§ **Instructions to follow**: Copy each line of the entries beneath that contains the word "подразделе".

──────────────────────────────

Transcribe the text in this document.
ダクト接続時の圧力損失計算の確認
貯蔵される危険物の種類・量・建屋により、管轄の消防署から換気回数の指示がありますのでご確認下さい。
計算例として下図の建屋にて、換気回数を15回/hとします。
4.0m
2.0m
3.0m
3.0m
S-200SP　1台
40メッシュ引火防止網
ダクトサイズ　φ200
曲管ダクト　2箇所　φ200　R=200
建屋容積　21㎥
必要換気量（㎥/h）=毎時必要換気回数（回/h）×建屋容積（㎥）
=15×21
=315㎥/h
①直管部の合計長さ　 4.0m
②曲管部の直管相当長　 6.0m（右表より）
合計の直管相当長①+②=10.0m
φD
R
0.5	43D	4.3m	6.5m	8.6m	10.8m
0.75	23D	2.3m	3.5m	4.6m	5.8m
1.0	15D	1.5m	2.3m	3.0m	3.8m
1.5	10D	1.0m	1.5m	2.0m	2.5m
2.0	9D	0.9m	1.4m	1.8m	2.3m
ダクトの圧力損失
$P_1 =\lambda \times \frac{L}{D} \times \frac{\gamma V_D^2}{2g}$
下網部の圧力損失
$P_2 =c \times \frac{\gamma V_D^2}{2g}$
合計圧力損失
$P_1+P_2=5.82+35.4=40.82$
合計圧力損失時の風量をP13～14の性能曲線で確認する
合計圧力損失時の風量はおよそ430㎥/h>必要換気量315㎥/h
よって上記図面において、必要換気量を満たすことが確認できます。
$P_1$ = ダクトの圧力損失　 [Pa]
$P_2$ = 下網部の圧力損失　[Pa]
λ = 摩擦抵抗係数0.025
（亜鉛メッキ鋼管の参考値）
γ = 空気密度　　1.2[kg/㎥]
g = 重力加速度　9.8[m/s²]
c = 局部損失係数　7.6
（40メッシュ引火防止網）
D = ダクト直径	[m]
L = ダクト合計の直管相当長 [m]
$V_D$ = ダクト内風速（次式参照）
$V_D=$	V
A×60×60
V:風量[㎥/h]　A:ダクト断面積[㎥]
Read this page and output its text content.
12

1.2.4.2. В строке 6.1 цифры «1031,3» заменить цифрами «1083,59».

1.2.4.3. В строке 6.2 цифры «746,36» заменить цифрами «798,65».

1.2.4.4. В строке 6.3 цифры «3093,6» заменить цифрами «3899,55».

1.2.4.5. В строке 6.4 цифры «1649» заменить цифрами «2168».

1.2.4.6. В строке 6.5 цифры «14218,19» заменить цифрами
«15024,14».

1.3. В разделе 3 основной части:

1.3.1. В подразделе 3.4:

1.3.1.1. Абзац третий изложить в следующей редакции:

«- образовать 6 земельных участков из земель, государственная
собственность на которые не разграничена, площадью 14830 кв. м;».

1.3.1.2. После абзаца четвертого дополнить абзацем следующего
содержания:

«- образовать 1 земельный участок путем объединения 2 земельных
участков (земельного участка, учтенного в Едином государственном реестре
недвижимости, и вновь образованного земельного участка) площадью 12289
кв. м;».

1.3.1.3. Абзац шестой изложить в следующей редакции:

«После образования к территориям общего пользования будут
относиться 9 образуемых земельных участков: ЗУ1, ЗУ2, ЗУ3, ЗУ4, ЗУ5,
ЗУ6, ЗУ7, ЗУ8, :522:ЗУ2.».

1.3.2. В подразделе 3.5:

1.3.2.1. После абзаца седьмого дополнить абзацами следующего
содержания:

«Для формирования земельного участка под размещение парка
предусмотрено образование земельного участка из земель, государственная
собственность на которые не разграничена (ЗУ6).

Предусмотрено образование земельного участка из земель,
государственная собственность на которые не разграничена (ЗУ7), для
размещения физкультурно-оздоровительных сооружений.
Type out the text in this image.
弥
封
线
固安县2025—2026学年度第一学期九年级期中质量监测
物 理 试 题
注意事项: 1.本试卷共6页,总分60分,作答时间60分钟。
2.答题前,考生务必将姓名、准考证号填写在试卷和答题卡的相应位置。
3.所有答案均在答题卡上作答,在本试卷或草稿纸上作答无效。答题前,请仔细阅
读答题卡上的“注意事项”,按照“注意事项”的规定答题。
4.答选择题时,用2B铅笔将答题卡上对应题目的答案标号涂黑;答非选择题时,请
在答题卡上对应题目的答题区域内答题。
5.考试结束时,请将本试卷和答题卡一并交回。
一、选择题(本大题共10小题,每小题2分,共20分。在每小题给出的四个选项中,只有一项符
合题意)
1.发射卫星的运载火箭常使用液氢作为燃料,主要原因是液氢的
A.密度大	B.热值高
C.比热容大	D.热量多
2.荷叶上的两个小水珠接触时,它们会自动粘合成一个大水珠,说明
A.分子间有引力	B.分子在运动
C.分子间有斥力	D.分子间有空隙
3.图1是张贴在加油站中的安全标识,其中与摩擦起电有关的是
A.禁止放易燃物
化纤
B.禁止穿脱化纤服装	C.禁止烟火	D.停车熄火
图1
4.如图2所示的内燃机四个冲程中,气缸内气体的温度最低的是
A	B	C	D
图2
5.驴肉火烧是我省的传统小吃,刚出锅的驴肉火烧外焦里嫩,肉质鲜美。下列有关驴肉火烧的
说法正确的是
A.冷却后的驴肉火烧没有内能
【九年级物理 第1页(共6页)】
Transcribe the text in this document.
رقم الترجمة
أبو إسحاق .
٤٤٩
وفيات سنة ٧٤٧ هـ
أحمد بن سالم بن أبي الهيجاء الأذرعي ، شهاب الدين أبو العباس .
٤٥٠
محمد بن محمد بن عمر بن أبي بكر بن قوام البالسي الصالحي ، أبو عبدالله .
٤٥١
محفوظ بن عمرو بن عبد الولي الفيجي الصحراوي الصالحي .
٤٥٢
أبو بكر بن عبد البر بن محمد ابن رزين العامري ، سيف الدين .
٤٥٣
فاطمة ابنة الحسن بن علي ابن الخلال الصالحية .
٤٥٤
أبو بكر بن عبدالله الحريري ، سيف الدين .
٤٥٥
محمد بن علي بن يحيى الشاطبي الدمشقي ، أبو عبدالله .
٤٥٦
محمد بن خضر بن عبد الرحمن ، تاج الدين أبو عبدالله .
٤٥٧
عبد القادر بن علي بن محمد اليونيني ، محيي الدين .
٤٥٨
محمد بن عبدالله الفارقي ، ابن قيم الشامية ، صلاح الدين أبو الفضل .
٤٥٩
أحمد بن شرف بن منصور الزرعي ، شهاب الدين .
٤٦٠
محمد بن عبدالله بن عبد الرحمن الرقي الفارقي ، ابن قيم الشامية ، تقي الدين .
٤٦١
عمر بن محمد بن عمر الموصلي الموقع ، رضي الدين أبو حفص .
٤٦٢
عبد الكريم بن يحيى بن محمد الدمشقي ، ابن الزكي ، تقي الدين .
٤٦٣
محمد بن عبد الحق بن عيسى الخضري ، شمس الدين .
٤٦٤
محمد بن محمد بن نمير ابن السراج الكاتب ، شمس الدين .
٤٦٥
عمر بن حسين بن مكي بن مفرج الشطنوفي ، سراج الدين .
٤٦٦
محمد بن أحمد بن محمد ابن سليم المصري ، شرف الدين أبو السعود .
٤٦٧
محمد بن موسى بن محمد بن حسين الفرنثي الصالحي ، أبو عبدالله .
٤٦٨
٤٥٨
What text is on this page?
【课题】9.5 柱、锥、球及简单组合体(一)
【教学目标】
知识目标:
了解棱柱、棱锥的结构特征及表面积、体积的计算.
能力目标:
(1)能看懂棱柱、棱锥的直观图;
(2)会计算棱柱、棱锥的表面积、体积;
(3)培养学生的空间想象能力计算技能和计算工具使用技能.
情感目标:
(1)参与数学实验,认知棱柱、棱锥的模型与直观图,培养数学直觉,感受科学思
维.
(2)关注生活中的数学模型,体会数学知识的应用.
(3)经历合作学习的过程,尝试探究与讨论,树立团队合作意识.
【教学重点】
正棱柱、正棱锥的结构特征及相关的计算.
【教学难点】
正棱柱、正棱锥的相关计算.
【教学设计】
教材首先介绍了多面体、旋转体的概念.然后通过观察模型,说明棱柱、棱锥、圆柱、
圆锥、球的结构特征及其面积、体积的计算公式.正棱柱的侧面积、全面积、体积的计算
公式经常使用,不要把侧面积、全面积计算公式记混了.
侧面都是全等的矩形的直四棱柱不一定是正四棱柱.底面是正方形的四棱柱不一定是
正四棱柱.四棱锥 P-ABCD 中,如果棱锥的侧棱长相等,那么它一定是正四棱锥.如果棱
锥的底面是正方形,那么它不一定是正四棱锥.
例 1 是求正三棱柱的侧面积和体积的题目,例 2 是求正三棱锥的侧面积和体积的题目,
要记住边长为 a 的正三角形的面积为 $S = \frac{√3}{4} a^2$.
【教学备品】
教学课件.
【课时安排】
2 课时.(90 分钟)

──────────────────────────────

§ **Response to the exercise**:
1.3.1. В подразделе 3.4:
1.3.2. В подразделе 3.5:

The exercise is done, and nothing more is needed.